RECORDS FOR THE TASK:

<<<<

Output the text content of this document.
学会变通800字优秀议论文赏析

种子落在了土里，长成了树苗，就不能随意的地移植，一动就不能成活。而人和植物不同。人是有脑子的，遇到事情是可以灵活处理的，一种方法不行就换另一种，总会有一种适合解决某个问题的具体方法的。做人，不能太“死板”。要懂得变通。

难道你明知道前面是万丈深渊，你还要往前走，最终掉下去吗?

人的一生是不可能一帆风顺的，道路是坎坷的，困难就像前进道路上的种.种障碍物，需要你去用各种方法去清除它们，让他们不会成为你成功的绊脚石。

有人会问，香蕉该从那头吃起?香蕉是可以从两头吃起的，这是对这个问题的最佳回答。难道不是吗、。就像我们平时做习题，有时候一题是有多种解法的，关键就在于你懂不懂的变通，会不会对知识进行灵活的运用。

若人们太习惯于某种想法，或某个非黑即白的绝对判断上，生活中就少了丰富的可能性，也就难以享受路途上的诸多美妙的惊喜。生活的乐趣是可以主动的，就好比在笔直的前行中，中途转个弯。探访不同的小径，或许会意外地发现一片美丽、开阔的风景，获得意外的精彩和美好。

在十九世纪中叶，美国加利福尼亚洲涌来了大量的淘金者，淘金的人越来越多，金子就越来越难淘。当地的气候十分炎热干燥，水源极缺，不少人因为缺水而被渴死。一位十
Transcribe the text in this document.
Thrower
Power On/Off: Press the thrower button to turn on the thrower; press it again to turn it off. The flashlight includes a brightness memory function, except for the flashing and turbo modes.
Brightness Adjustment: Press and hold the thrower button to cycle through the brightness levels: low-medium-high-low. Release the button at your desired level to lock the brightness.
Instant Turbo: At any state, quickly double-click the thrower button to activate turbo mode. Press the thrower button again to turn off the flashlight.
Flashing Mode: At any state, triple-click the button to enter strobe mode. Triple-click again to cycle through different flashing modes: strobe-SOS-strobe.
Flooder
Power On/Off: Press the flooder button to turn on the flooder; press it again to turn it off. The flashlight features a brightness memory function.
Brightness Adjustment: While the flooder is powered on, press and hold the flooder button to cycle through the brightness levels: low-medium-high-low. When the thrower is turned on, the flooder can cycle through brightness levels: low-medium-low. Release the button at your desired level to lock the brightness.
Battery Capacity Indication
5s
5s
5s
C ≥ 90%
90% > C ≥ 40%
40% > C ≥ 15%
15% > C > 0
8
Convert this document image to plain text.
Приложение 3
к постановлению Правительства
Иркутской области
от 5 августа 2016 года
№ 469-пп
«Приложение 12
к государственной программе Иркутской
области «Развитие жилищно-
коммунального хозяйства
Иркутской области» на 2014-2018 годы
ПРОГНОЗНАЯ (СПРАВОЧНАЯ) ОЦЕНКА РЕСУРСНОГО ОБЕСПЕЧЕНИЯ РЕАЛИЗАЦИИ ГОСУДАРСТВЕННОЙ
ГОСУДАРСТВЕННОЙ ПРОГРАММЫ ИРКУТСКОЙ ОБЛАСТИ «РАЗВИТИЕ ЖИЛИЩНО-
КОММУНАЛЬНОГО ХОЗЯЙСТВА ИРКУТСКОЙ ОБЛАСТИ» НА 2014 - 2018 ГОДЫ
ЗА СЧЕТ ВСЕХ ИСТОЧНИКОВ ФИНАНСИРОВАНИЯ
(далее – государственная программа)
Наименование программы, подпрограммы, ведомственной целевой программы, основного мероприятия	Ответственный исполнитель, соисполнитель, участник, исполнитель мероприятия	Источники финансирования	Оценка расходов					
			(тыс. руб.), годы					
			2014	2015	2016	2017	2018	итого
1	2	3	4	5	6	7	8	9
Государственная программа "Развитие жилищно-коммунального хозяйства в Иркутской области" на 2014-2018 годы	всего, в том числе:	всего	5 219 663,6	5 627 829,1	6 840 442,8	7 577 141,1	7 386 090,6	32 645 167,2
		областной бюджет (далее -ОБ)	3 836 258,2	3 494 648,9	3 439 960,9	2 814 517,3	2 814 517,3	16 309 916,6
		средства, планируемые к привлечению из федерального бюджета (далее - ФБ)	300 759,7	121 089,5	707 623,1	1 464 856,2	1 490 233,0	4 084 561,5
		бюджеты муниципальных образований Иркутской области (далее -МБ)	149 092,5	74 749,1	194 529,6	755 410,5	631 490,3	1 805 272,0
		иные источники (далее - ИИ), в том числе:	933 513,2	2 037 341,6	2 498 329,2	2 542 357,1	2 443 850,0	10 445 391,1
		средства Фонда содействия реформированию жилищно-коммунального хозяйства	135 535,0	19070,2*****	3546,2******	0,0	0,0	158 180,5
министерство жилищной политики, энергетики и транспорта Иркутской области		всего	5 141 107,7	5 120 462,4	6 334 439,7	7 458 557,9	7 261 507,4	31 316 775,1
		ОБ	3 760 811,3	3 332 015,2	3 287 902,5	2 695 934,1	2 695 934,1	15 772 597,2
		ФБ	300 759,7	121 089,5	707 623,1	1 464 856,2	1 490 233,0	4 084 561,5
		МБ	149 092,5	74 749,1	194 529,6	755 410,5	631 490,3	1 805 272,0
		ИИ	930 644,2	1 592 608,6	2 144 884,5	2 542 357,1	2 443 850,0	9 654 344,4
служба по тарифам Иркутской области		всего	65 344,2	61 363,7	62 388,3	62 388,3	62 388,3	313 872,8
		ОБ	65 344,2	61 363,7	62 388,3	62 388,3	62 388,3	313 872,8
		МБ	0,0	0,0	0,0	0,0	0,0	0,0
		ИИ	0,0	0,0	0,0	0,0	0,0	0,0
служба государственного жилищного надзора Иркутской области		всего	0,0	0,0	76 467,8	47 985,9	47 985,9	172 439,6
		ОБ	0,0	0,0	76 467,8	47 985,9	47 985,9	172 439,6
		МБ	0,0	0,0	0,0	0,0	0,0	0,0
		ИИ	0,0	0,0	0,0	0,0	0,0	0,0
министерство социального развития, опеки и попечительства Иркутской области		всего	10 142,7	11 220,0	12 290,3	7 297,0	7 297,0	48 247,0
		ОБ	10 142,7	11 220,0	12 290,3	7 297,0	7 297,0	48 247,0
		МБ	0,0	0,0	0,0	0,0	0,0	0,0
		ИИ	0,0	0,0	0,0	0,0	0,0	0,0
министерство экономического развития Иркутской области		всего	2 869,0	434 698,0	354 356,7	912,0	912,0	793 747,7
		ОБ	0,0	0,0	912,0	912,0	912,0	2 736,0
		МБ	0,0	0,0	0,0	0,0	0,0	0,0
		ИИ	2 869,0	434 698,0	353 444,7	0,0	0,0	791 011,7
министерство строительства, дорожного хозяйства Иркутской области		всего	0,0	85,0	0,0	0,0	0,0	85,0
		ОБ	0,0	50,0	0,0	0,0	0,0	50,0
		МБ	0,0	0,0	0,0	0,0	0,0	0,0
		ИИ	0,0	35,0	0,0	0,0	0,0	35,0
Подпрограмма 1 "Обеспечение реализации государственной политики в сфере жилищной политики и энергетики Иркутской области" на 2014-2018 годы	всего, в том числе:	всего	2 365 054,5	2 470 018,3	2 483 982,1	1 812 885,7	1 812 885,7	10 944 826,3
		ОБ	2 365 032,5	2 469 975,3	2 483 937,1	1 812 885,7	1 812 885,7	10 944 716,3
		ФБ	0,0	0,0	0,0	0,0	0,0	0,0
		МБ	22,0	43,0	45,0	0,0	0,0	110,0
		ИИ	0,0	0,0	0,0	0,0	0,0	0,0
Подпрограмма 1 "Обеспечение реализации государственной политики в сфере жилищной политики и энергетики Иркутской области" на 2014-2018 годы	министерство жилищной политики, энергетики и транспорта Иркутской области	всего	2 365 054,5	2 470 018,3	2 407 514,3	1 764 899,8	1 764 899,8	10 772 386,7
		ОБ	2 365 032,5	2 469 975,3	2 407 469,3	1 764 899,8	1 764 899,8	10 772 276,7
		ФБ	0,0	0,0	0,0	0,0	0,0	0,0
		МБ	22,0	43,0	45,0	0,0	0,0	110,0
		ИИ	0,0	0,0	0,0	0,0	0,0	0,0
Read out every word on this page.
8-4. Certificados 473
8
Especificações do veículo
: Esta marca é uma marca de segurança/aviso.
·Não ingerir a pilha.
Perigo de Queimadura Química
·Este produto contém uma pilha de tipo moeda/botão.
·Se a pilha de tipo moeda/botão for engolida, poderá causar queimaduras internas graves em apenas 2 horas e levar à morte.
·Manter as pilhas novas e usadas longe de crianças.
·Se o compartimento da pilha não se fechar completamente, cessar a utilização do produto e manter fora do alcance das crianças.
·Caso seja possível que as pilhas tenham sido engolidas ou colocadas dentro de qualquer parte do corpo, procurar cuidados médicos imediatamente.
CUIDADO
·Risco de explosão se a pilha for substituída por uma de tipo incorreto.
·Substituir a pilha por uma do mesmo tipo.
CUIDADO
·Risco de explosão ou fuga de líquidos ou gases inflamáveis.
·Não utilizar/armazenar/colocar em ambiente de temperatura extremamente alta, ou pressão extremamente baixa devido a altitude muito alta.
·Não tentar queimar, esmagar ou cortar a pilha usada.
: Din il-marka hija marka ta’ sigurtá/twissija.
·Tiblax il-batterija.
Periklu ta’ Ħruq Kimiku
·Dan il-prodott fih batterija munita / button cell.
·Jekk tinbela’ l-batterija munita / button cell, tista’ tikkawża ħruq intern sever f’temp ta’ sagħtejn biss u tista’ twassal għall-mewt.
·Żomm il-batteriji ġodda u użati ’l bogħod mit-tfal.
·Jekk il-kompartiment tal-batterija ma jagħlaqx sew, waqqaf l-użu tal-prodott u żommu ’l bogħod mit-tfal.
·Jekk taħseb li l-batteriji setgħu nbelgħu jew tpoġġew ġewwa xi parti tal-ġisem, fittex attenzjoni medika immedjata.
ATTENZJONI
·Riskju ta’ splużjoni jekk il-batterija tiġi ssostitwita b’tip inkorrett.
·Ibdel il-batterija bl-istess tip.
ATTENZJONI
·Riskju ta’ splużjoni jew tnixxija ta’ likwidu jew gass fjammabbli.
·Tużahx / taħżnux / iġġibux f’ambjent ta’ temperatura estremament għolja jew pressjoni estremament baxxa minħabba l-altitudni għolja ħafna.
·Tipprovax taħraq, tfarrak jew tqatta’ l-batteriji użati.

>>>>

REQUIRED WORK: Extract, from the listing above, every line where the string "botão" occurs.

THE RESULT:
·Este produto contém uma pilha de tipo moeda/botão.
·Se a pilha de tipo moeda/botão for engolida, poderá causar queimaduras internas graves em apenas 2 horas e levar à morte.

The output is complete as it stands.